[Dataset entries]
■ ■ ■ ■

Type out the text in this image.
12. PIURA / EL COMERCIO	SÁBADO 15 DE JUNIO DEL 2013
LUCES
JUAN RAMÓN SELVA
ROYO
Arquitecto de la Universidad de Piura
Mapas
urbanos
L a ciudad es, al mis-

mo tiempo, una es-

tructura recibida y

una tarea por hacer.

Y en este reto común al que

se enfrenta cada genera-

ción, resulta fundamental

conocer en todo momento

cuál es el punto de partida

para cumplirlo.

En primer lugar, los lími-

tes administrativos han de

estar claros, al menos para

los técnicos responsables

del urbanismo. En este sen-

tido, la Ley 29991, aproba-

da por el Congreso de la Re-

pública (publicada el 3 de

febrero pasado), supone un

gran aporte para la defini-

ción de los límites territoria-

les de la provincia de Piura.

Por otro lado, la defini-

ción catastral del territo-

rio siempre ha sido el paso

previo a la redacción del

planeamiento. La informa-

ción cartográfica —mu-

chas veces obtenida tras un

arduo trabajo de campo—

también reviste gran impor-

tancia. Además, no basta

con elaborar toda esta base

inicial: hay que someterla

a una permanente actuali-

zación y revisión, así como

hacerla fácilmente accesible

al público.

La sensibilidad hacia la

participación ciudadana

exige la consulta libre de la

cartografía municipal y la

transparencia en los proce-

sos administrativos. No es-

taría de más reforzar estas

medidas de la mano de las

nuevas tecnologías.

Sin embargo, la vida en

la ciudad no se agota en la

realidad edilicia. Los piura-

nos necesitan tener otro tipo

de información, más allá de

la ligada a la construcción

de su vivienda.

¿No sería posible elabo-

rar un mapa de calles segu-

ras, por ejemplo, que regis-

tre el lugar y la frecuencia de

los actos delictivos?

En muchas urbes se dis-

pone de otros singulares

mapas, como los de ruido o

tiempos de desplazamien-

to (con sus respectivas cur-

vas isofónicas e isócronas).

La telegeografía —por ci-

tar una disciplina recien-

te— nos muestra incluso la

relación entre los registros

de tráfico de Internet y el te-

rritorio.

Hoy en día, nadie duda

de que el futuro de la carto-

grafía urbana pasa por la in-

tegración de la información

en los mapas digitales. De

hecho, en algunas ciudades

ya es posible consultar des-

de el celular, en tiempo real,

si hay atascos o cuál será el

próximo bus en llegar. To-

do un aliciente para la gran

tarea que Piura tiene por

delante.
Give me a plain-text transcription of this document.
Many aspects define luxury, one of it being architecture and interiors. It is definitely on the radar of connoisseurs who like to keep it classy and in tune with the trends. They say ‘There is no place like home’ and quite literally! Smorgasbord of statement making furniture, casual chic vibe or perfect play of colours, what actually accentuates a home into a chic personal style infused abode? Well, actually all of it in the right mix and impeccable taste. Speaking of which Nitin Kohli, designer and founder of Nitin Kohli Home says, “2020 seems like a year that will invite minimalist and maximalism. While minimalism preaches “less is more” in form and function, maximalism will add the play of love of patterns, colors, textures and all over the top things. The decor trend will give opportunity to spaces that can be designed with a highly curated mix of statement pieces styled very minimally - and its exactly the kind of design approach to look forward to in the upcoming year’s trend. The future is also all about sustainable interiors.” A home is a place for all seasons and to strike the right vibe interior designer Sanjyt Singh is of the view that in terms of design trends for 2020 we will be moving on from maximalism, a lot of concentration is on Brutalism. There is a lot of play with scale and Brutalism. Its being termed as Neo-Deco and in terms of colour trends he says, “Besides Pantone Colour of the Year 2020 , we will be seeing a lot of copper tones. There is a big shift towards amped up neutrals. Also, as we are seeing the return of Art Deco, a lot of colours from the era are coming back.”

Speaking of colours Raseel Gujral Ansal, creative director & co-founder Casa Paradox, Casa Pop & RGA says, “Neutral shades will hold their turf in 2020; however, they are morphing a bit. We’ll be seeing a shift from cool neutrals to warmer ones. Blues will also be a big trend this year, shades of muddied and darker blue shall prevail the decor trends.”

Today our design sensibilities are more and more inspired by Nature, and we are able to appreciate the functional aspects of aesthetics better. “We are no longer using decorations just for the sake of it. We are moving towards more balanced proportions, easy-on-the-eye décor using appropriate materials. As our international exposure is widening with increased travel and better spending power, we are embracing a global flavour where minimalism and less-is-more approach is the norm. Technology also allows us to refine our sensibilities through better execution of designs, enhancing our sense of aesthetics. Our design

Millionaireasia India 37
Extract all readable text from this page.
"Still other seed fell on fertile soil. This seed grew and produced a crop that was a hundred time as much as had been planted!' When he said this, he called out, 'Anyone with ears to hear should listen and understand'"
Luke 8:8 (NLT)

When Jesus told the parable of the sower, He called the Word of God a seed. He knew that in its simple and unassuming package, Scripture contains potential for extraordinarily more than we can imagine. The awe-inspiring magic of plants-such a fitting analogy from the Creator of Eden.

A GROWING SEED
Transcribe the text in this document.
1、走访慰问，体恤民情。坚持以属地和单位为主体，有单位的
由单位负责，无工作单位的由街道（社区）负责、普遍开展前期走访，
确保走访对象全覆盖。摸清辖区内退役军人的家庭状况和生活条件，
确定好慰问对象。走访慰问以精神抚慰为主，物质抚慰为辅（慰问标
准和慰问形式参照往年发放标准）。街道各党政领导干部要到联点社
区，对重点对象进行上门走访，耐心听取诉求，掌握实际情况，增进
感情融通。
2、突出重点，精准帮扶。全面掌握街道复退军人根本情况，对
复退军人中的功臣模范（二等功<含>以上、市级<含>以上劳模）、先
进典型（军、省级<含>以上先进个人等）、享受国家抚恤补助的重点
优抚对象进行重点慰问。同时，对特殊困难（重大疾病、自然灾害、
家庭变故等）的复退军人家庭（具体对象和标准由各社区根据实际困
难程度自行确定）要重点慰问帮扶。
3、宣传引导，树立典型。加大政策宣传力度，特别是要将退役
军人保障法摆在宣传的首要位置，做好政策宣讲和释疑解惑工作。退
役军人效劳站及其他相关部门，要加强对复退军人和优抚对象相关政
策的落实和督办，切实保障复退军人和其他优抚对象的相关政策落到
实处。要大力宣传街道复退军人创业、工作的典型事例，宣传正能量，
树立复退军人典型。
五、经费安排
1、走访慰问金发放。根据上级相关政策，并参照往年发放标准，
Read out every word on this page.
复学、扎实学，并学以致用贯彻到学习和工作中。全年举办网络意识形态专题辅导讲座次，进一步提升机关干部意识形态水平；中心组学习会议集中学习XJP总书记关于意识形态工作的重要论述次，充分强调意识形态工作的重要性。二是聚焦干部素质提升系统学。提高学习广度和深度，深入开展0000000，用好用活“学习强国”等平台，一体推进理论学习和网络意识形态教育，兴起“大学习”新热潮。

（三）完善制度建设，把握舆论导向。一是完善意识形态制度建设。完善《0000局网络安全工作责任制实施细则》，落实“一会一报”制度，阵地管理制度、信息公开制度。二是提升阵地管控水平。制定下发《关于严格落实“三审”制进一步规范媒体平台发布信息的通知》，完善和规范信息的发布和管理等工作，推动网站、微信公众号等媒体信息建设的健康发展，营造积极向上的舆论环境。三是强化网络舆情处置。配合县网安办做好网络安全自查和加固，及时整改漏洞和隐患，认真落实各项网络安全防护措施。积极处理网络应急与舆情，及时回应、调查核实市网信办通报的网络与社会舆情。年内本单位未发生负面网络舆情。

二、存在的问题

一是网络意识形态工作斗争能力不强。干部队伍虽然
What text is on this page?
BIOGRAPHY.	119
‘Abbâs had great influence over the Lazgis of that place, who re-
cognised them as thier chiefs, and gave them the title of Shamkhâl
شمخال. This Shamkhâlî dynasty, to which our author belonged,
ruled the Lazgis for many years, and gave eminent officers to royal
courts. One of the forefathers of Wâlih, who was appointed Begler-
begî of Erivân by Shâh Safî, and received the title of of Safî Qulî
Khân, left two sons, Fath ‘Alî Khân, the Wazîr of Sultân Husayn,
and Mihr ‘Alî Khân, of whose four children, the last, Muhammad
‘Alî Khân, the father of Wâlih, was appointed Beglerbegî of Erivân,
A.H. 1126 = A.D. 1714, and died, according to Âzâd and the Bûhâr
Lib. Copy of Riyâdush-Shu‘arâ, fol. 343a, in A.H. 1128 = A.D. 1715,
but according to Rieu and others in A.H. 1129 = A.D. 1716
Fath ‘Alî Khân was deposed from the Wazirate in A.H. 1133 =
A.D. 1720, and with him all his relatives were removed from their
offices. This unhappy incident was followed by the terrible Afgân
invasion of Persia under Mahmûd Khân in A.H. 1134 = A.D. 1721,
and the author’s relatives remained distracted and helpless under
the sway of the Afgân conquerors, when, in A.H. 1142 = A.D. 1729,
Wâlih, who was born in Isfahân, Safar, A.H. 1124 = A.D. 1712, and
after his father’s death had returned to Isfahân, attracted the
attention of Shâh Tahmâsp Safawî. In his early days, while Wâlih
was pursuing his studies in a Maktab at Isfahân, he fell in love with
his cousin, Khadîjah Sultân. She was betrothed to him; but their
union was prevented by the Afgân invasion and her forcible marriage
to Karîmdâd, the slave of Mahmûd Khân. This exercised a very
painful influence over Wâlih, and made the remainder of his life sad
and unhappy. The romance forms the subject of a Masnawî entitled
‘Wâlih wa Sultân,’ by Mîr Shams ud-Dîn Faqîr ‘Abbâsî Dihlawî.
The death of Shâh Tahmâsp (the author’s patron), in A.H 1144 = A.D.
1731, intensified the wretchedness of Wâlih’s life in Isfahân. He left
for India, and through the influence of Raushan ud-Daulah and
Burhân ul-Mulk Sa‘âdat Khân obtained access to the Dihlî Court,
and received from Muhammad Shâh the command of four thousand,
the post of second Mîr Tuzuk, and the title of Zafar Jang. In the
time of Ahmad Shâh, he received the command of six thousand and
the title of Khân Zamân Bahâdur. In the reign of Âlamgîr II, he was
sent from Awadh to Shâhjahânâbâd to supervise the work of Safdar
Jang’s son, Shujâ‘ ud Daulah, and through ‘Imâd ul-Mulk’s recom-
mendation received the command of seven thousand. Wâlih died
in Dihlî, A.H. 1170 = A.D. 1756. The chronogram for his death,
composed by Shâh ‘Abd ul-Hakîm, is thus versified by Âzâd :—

■ ■ ■ ■

* **EXERCISE DESCRIPTION**: Using the listing above, list every line in which the string "posible" occurs.

* **THE RESULT**:
¿No sería posible elabo-
ya es posible consultar des-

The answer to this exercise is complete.